── Information given

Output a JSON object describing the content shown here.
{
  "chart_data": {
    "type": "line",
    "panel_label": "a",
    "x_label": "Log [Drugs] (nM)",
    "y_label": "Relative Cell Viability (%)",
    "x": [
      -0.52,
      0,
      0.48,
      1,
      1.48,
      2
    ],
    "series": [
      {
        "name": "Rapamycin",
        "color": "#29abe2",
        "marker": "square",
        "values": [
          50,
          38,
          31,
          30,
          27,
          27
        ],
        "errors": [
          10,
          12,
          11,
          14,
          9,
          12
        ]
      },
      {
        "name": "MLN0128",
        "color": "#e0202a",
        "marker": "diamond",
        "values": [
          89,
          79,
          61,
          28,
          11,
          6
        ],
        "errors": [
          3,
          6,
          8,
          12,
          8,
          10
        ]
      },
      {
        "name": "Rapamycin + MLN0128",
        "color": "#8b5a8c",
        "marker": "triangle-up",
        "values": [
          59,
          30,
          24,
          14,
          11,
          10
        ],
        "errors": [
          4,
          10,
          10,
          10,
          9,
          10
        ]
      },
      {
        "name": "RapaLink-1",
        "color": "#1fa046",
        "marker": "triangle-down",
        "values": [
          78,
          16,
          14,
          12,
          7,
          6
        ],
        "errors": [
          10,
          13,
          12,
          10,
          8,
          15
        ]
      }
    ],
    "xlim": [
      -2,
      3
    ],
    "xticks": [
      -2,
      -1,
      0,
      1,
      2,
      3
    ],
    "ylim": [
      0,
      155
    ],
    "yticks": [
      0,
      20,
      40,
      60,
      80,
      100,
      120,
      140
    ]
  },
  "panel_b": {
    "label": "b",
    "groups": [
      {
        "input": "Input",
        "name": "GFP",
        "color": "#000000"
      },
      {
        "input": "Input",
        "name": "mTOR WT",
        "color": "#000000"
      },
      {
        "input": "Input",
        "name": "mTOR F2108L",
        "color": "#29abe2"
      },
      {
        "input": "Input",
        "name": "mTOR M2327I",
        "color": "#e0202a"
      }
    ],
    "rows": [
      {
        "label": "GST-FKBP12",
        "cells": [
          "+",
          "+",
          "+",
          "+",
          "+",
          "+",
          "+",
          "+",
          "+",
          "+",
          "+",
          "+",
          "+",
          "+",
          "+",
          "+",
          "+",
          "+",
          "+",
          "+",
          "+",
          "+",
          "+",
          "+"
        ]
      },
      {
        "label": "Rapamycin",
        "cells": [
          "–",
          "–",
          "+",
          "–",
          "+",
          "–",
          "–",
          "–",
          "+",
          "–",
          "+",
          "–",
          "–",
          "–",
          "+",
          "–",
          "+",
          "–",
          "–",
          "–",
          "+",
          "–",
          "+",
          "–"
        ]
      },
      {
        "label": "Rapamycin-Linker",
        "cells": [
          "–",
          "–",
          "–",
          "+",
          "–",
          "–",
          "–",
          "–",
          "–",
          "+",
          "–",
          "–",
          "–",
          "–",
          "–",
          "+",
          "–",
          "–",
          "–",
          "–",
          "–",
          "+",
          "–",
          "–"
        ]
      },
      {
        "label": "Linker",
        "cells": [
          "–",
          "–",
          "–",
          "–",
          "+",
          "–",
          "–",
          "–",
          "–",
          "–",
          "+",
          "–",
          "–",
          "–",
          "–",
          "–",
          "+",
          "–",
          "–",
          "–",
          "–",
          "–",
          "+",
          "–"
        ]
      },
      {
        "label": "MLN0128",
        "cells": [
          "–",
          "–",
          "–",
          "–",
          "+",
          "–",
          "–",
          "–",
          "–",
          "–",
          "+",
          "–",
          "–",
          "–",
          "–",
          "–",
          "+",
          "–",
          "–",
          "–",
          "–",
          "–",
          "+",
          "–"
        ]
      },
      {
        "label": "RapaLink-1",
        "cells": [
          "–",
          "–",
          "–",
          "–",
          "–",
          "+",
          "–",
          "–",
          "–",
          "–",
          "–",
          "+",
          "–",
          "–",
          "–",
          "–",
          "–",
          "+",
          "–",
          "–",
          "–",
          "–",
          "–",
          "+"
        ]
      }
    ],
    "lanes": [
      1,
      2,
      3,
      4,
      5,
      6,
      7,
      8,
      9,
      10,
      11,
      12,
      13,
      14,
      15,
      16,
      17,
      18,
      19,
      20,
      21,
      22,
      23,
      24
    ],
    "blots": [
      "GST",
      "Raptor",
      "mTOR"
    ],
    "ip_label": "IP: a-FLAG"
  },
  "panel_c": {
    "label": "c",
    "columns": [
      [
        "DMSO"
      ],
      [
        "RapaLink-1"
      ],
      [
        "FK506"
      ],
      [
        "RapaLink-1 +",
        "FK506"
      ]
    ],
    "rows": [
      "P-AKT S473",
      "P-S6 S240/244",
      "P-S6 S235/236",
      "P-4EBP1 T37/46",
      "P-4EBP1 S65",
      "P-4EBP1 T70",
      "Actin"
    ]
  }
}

────

▶ _Task description_
Reproduce each record exactly as it appears.

▶ _Result of this task_
Output a JSON object describing the content shown here.
{
  "chart_data": {
    "type": "line",
    "panel_label": "a",
    "x_label": "Log [Drugs] (nM)",
    "y_label": "Relative Cell Viability (%)",
    "x": [
      -0.52,
      0,
      0.48,
      1,
      1.48,
      2
    ],
    "series": [
      {
        "name": "Rapamycin",
        "color": "#29abe2",
        "marker": "square",
        "values": [
          50,
          38,
          31,
          30,
          27,
          27
        ],
        "errors": [
          10,
          12,
          11,
          14,
          9,
          12
        ]
      },
      {
        "name": "MLN0128",
        "color": "#e0202a",
        "marker": "diamond",
        "values": [
          89,
          79,
          61,
          28,
          11,
          6
        ],
        "errors": [
          3,
          6,
          8,
          12,
          8,
          10
        ]
      },
      {
        "name": "Rapamycin + MLN0128",
        "color": "#8b5a8c",
        "marker": "triangle-up",
        "values": [
          59,
          30,
          24,
          14,
          11,
          10
        ],
        "errors": [
          4,
          10,
          10,
          10,
          9,
          10
        ]
      },
      {
        "name": "RapaLink-1",
        "color": "#1fa046",
        "marker": "triangle-down",
        "values": [
          78,
          16,
          14,
          12,
          7,
          6
        ],
        "errors": [
          10,
          13,
          12,
          10,
          8,
          15
        ]
      }
    ],
    "xlim": [
      -2,
      3
    ],
    "xticks": [
      -2,
      -1,
      0,
      1,
      2,
      3
    ],
    "ylim": [
      0,
      155
    ],
    "yticks": [
      0,
      20,
      40,
      60,
      80,
      100,
      120,
      140
    ]
  },
  "panel_b": {
    "label": "b",
    "groups": [
      {
        "input": "Input",
        "name": "GFP",
        "color": "#000000"
      },
      {
        "input": "Input",
        "name": "mTOR WT",
        "color": "#000000"
      },
      {
        "input": "Input",
        "name": "mTOR F2108L",
        "color": "#29abe2"
      },
      {
        "input": "Input",
        "name": "mTOR M2327I",
        "color": "#e0202a"
      }
    ],
    "rows": [
      {
        "label": "GST-FKBP12",
        "cells": [
          "+",
          "+",
          "+",
          "+",
          "+",
          "+",
          "+",
          "+",
          "+",
          "+",
          "+",
          "+",
          "+",
          "+",
          "+",
          "+",
          "+",
          "+",
          "+",
          "+",
          "+",
          "+",
          "+",
          "+"
        ]
      },
      {
        "label": "Rapamycin",
        "cells": [
          "–",
          "–",
          "+",
          "–",
          "+",
          "–",
          "–",
          "–",
          "+",
          "–",
          "+",
          "–",
          "–",
          "–",
          "+",
          "–",
          "+",
          "–",
          "–",
          "–",
          "+",
          "–",
          "+",
          "–"
        ]
      },
      {
        "label": "Rapamycin-Linker",
        "cells": [
          "–",
          "–",
          "–",
          "+",
          "–",
          "–",
          "–",
          "–",
          "–",
          "+",
          "–",
          "–",
          "–",
          "–",
          "–",
          "+",
          "–",
          "–",
          "–",
          "–",
          "–",
          "+",
          "–",
          "–"
        ]
      },
      {
        "label": "Linker",
        "cells": [
          "–",
          "–",
          "–",
          "–",
          "+",
          "–",
          "–",
          "–",
          "–",
          "–",
          "+",
          "–",
          "–",
          "–",
          "–",
          "–",
          "+",
          "–",
          "–",
          "–",
          "–",
          "–",
          "+",
          "–"
        ]
      },
      {
        "label": "MLN0128",
        "cells": [
          "–",
          "–",
          "–",
          "–",
          "+",
          "–",
          "–",
          "–",
          "–",
          "–",
          "+",
          "–",
          "–",
          "–",
          "–",
          "–",
          "+",
          "–",
          "–",
          "–",
          "–",
          "–",
          "+",
          "–"
        ]
      },
      {
        "label": "RapaLink-1",
        "cells": [
          "–",
          "–",
          "–",
          "–",
          "–",
          "+",
          "–",
          "–",
          "–",
          "–",
          "–",
          "+",
          "–",
          "–",
          "–",
          "–",
          "–",
          "+",
          "–",
          "–",
          "–",
          "–",
          "–",
          "+"
        ]
      }
    ],
    "lanes": [
      1,
      2,
      3,
      4,
      5,
      6,
      7,
      8,
      9,
      10,
      11,
      12,
      13,
      14,
      15,
      16,
      17,
      18,
      19,
      20,
      21,
      22,
      23,
      24
    ],
    "blots": [
      "GST",
      "Raptor",
      "mTOR"
    ],
    "ip_label": "IP: a-FLAG"
  },
  "panel_c": {
    "label": "c",
    "columns": [
      [
        "DMSO"
      ],
      [
        "RapaLink-1"
      ],
      [
        "FK506"
      ],
      [
        "RapaLink-1 +",
        "FK506"
      ]
    ],
    "rows": [
      "P-AKT S473",
      "P-S6 S240/244",
      "P-S6 S235/236",
      "P-4EBP1 T37/46",
      "P-4EBP1 S65",
      "P-4EBP1 T70",
      "Actin"
    ]
  }
}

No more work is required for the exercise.